───── Raw data

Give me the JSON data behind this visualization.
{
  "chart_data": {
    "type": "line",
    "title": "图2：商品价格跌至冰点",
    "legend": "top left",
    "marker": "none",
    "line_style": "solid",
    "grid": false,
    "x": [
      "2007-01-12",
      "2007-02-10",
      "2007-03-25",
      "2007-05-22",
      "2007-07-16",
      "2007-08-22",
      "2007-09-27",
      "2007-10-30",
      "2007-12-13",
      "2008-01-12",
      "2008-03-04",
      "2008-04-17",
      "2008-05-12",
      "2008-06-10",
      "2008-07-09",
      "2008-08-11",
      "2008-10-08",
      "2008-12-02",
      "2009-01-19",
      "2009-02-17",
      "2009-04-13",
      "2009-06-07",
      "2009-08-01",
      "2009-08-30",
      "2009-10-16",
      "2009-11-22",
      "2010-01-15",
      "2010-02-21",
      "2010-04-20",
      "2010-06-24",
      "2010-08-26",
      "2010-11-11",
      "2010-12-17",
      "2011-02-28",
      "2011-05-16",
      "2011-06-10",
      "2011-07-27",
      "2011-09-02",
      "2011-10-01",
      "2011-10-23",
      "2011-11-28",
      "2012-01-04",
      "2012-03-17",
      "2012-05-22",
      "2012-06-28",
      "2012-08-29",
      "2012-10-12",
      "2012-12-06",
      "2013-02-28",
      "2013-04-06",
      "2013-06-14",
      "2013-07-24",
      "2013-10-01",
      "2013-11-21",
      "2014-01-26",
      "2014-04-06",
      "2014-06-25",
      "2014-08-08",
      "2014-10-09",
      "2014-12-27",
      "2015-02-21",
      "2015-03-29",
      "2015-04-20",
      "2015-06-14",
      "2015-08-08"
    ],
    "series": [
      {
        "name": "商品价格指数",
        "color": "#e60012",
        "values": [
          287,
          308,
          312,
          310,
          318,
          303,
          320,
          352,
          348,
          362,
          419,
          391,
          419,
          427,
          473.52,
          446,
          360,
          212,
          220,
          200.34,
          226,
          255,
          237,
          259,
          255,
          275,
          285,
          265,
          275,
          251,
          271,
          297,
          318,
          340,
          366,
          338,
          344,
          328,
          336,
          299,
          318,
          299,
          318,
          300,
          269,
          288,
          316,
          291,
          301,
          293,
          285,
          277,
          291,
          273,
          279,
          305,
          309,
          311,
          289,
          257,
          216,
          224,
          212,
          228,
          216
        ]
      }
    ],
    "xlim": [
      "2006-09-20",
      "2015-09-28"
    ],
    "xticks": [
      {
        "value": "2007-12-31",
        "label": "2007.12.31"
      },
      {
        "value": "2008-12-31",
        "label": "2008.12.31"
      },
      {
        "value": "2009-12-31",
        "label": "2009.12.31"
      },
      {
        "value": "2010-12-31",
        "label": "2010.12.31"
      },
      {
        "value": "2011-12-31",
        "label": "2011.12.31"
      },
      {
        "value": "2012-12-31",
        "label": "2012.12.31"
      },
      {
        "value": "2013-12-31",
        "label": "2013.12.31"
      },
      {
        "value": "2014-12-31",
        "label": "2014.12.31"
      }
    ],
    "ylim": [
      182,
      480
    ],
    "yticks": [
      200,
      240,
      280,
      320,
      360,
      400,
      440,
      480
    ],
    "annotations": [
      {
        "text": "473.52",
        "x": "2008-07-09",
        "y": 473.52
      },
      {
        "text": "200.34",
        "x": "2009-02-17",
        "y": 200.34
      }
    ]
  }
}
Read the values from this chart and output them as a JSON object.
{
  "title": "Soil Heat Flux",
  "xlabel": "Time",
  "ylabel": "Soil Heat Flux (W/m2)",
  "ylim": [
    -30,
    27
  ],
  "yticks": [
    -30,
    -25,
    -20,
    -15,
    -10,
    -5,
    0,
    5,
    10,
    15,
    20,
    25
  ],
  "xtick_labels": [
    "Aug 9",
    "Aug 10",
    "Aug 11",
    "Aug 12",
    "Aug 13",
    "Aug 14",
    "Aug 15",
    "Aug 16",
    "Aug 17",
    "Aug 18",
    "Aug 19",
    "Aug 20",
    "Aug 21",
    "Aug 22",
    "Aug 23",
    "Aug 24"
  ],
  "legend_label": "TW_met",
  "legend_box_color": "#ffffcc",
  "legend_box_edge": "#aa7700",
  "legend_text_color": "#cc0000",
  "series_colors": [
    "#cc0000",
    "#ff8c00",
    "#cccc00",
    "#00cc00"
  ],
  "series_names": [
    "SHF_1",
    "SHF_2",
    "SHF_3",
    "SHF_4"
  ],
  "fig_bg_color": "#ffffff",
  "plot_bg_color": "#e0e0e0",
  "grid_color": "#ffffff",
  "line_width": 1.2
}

──────────
───── Raw data

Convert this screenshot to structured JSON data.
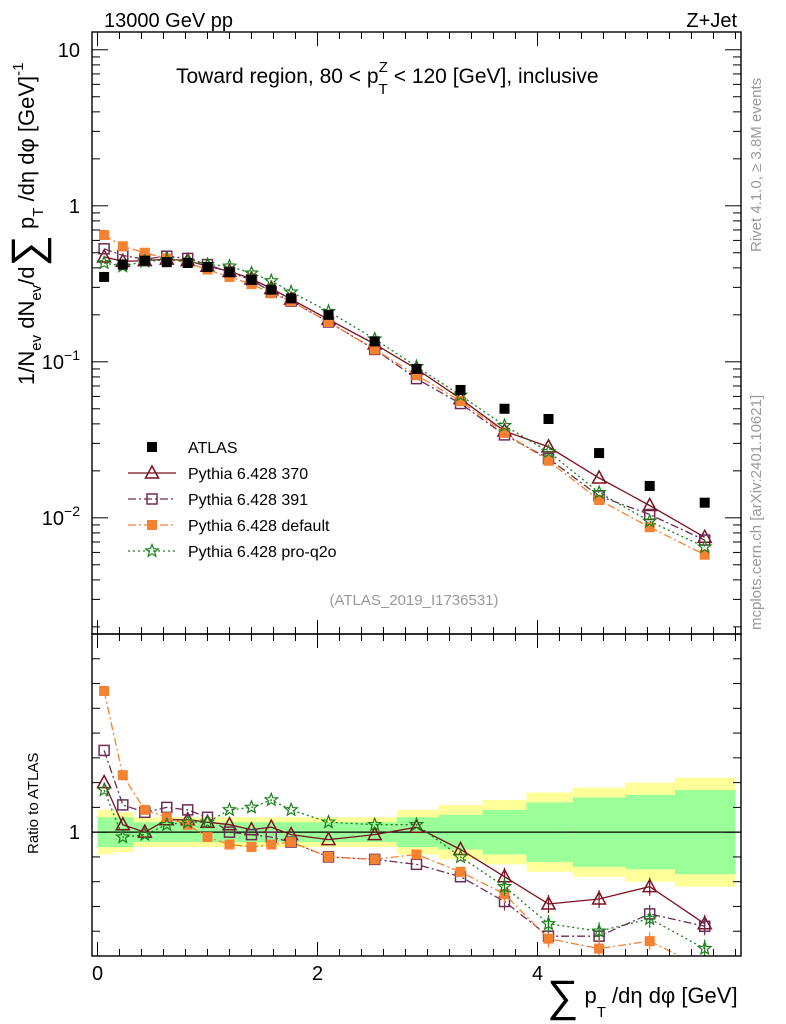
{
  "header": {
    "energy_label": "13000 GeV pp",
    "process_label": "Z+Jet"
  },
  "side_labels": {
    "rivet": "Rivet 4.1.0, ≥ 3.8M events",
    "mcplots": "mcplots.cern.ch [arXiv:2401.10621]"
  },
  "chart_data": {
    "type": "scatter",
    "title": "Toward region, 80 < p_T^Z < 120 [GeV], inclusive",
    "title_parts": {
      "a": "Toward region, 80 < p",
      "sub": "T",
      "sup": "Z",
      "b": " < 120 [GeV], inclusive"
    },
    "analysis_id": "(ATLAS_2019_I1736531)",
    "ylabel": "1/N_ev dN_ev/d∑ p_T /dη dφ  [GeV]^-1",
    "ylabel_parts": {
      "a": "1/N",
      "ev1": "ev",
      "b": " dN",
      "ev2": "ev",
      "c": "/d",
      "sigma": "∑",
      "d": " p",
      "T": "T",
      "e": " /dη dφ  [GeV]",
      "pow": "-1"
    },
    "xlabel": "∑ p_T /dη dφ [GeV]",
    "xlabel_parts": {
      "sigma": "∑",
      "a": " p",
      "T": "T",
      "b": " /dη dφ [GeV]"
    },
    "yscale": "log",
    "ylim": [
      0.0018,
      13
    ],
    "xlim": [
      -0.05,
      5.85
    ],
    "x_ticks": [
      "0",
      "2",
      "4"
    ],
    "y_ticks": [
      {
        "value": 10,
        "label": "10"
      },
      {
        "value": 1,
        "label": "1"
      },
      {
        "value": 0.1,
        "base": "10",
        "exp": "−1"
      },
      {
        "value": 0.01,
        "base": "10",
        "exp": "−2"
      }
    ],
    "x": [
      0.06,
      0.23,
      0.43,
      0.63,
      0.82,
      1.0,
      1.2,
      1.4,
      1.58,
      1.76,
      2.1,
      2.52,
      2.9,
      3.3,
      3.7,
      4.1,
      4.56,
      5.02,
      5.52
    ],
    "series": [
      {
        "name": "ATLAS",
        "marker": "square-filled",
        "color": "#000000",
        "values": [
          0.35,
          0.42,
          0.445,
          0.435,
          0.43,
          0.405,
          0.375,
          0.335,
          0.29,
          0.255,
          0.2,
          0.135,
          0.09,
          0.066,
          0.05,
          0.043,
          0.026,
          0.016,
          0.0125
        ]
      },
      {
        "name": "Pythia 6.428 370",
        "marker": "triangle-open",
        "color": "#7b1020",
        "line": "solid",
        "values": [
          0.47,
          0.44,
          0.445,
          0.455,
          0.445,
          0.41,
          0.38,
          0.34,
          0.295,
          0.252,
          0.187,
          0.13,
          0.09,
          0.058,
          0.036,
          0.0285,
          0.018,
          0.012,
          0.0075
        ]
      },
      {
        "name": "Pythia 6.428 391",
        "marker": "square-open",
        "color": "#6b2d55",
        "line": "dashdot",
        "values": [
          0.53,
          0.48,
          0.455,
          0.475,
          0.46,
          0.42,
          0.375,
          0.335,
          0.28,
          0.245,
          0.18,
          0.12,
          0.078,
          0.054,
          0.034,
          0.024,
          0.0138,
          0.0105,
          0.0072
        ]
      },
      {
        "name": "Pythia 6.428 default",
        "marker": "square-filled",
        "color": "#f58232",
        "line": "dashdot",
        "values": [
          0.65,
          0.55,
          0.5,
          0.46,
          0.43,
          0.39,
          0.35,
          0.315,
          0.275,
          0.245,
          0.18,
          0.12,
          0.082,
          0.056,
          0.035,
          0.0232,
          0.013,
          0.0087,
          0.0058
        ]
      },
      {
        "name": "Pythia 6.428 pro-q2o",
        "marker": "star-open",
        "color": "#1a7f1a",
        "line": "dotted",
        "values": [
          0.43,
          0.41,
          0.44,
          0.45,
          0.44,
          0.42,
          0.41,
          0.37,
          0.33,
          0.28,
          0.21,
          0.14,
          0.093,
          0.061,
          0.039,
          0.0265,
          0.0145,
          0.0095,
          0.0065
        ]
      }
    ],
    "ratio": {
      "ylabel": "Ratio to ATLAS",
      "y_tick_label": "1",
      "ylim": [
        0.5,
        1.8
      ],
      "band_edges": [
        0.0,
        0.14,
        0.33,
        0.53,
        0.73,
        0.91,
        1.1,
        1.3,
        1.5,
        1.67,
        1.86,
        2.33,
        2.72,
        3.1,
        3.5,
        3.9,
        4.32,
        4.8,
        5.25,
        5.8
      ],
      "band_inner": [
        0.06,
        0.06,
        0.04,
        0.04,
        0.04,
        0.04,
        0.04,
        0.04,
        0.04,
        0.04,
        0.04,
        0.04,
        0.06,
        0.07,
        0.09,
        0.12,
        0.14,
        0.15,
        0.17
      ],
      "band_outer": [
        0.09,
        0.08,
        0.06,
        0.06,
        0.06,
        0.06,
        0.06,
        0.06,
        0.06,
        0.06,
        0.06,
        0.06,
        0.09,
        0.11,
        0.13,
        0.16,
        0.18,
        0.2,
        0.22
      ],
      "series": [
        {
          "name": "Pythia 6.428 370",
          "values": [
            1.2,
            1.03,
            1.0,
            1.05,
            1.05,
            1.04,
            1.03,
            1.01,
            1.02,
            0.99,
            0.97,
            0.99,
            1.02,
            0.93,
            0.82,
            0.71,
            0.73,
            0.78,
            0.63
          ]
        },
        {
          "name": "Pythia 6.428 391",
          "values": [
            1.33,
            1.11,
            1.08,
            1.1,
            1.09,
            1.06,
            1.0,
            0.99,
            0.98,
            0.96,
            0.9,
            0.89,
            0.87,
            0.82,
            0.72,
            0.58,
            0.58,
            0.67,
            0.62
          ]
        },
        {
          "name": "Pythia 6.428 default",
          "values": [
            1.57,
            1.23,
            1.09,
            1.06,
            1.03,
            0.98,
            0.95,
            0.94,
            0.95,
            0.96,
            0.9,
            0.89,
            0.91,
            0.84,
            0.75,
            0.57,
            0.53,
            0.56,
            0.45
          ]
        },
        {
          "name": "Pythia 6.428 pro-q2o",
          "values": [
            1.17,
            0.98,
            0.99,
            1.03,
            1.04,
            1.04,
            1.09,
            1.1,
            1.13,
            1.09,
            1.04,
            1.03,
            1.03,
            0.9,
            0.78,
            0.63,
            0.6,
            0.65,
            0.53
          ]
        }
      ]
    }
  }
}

──────────
───── Raw data

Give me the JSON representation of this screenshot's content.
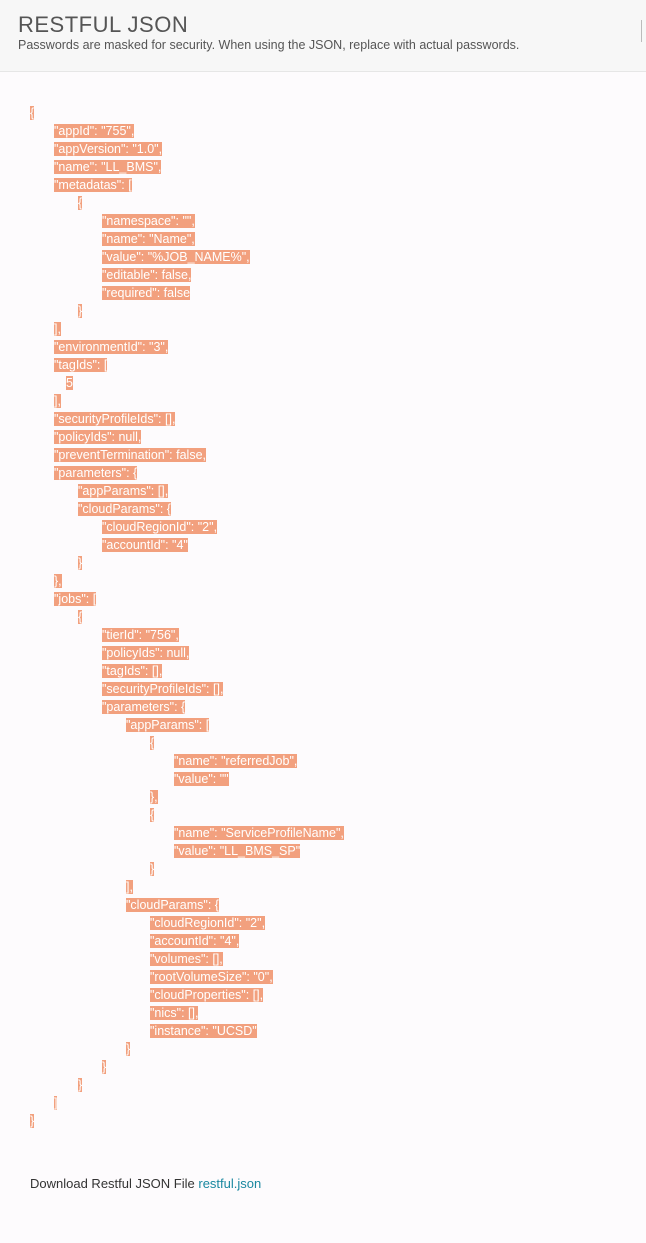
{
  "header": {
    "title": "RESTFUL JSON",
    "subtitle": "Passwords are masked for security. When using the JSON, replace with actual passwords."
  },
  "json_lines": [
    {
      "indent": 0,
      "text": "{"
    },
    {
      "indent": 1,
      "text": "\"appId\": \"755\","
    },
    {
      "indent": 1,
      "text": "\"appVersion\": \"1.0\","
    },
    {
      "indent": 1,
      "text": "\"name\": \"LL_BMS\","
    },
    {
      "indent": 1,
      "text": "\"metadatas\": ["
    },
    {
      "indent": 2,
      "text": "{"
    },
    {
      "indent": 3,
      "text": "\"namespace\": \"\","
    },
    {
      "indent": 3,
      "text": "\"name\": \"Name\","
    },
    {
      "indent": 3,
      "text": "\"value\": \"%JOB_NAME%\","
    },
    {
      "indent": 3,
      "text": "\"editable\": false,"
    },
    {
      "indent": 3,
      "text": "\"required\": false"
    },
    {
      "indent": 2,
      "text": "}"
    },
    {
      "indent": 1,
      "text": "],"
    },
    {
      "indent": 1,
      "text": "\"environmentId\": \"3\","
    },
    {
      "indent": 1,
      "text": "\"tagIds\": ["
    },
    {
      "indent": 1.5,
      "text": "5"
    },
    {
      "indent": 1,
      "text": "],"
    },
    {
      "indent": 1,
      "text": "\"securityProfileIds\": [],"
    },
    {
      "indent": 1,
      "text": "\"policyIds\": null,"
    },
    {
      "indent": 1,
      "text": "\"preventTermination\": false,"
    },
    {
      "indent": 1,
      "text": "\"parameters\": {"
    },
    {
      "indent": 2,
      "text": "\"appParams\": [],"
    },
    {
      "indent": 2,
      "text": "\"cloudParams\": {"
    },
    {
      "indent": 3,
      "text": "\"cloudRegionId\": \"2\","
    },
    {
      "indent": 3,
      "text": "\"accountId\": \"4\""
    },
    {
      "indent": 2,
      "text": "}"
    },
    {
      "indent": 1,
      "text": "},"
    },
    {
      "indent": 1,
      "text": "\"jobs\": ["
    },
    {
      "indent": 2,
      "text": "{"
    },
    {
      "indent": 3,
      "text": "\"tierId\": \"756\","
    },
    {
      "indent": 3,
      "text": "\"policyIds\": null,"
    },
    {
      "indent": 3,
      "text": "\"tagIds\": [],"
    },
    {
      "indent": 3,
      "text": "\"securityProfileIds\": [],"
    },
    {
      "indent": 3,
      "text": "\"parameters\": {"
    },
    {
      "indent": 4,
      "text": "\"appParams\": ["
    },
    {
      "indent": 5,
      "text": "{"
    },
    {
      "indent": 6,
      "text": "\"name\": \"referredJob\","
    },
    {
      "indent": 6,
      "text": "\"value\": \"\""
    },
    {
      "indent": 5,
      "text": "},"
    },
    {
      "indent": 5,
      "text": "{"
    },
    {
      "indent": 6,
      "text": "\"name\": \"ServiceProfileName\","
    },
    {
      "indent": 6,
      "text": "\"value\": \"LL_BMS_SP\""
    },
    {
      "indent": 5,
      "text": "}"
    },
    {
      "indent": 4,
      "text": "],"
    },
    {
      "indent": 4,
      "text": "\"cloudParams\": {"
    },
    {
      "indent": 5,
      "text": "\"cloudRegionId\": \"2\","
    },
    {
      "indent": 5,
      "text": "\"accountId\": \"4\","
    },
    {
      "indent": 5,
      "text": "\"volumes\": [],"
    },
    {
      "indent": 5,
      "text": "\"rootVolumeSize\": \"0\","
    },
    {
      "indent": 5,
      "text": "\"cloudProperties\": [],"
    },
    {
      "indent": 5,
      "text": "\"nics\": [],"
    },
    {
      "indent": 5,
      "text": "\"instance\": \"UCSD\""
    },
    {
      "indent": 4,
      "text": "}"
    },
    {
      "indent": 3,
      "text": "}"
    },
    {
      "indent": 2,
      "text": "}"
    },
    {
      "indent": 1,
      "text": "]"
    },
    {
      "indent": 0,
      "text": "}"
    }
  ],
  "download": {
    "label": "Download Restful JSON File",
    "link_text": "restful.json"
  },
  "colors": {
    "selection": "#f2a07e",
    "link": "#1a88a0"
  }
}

──────────

Task details: Across the data, tally the lines containing "inclusive" and give back the number alone.

Complete answer: 2